-- Opening Marker --

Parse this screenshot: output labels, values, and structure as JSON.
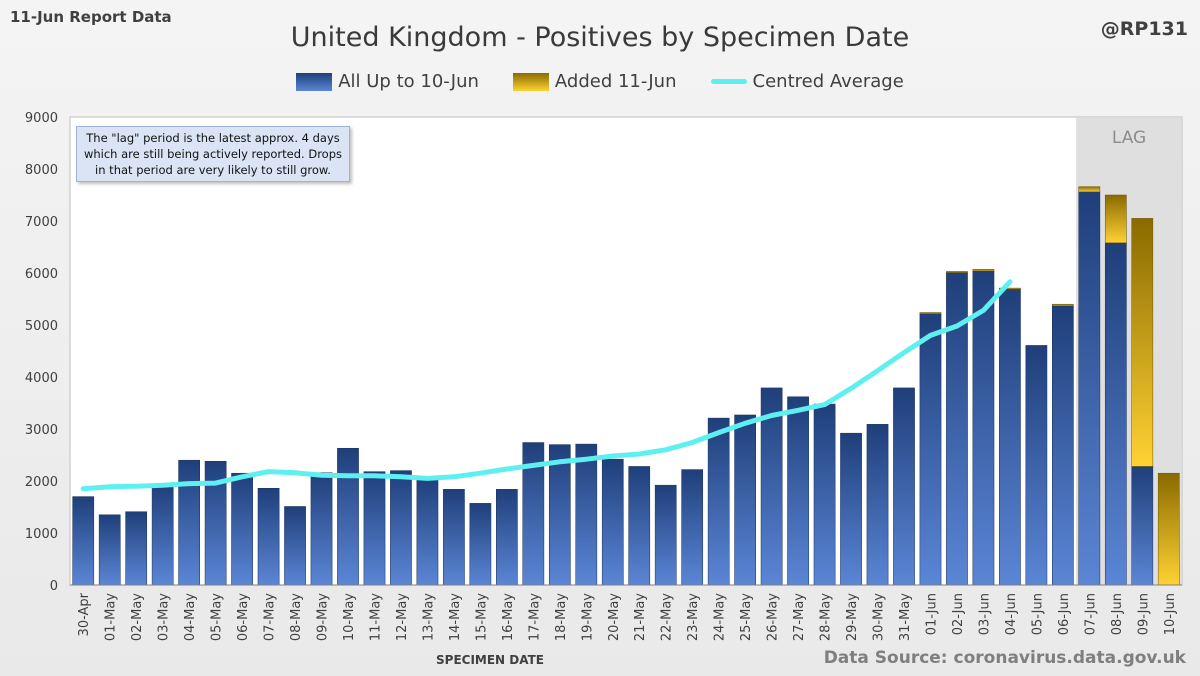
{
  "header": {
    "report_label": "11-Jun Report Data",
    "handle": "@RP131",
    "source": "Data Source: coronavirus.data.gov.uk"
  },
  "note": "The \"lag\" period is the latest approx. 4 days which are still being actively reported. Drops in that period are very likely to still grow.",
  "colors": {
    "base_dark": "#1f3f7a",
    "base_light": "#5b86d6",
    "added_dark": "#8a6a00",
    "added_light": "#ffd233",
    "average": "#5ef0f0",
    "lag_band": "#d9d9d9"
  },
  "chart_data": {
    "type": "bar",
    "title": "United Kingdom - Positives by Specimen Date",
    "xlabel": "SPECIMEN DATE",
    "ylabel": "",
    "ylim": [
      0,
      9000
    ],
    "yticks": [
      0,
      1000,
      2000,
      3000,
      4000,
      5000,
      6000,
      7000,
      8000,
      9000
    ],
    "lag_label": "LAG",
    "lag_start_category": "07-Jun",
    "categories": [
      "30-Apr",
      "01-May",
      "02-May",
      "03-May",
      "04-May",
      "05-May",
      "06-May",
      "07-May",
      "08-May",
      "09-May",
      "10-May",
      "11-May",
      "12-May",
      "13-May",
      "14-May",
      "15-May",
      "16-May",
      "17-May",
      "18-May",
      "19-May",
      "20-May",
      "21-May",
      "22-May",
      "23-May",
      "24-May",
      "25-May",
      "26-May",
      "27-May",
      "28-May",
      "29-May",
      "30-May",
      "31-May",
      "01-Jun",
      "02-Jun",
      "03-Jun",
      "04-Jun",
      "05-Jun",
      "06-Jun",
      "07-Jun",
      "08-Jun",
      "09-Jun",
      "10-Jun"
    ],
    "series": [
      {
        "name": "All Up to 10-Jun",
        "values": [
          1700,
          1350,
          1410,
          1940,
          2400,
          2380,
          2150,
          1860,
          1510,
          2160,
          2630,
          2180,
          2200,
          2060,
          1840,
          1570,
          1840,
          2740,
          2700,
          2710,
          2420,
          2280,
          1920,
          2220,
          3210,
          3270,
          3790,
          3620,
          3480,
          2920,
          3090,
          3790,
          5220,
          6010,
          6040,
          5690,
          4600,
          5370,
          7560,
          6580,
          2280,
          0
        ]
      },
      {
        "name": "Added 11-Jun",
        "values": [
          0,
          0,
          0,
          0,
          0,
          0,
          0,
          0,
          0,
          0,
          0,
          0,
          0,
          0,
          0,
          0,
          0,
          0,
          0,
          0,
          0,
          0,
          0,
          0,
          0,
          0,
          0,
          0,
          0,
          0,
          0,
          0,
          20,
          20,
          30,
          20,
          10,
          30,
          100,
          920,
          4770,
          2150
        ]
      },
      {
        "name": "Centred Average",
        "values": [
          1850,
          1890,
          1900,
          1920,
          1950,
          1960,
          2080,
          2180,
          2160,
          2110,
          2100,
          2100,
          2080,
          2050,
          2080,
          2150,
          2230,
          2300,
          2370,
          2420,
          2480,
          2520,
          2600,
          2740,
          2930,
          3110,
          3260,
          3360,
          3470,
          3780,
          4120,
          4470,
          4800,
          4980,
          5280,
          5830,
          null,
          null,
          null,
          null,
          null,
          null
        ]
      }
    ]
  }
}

-- Closing Marker --

Word for word, give the entries back in full; the pictures do not belong in the copy.

*TASK OUTPUT*
Parse this screenshot: output labels, values, and structure as JSON.
{
  "header": {
    "report_label": "11-Jun Report Data",
    "handle": "@RP131",
    "source": "Data Source: coronavirus.data.gov.uk"
  },
  "note": "The \"lag\" period is the latest approx. 4 days which are still being actively reported. Drops in that period are very likely to still grow.",
  "colors": {
    "base_dark": "#1f3f7a",
    "base_light": "#5b86d6",
    "added_dark": "#8a6a00",
    "added_light": "#ffd233",
    "average": "#5ef0f0",
    "lag_band": "#d9d9d9"
  },
  "chart_data": {
    "type": "bar",
    "title": "United Kingdom - Positives by Specimen Date",
    "xlabel": "SPECIMEN DATE",
    "ylabel": "",
    "ylim": [
      0,
      9000
    ],
    "yticks": [
      0,
      1000,
      2000,
      3000,
      4000,
      5000,
      6000,
      7000,
      8000,
      9000
    ],
    "lag_label": "LAG",
    "lag_start_category": "07-Jun",
    "categories": [
      "30-Apr",
      "01-May",
      "02-May",
      "03-May",
      "04-May",
      "05-May",
      "06-May",
      "07-May",
      "08-May",
      "09-May",
      "10-May",
      "11-May",
      "12-May",
      "13-May",
      "14-May",
      "15-May",
      "16-May",
      "17-May",
      "18-May",
      "19-May",
      "20-May",
      "21-May",
      "22-May",
      "23-May",
      "24-May",
      "25-May",
      "26-May",
      "27-May",
      "28-May",
      "29-May",
      "30-May",
      "31-May",
      "01-Jun",
      "02-Jun",
      "03-Jun",
      "04-Jun",
      "05-Jun",
      "06-Jun",
      "07-Jun",
      "08-Jun",
      "09-Jun",
      "10-Jun"
    ],
    "series": [
      {
        "name": "All Up to 10-Jun",
        "values": [
          1700,
          1350,
          1410,
          1940,
          2400,
          2380,
          2150,
          1860,
          1510,
          2160,
          2630,
          2180,
          2200,
          2060,
          1840,
          1570,
          1840,
          2740,
          2700,
          2710,
          2420,
          2280,
          1920,
          2220,
          3210,
          3270,
          3790,
          3620,
          3480,
          2920,
          3090,
          3790,
          5220,
          6010,
          6040,
          5690,
          4600,
          5370,
          7560,
          6580,
          2280,
          0
        ]
      },
      {
        "name": "Added 11-Jun",
        "values": [
          0,
          0,
          0,
          0,
          0,
          0,
          0,
          0,
          0,
          0,
          0,
          0,
          0,
          0,
          0,
          0,
          0,
          0,
          0,
          0,
          0,
          0,
          0,
          0,
          0,
          0,
          0,
          0,
          0,
          0,
          0,
          0,
          20,
          20,
          30,
          20,
          10,
          30,
          100,
          920,
          4770,
          2150
        ]
      },
      {
        "name": "Centred Average",
        "values": [
          1850,
          1890,
          1900,
          1920,
          1950,
          1960,
          2080,
          2180,
          2160,
          2110,
          2100,
          2100,
          2080,
          2050,
          2080,
          2150,
          2230,
          2300,
          2370,
          2420,
          2480,
          2520,
          2600,
          2740,
          2930,
          3110,
          3260,
          3360,
          3470,
          3780,
          4120,
          4470,
          4800,
          4980,
          5280,
          5830,
          null,
          null,
          null,
          null,
          null,
          null
        ]
      }
    ]
  }
}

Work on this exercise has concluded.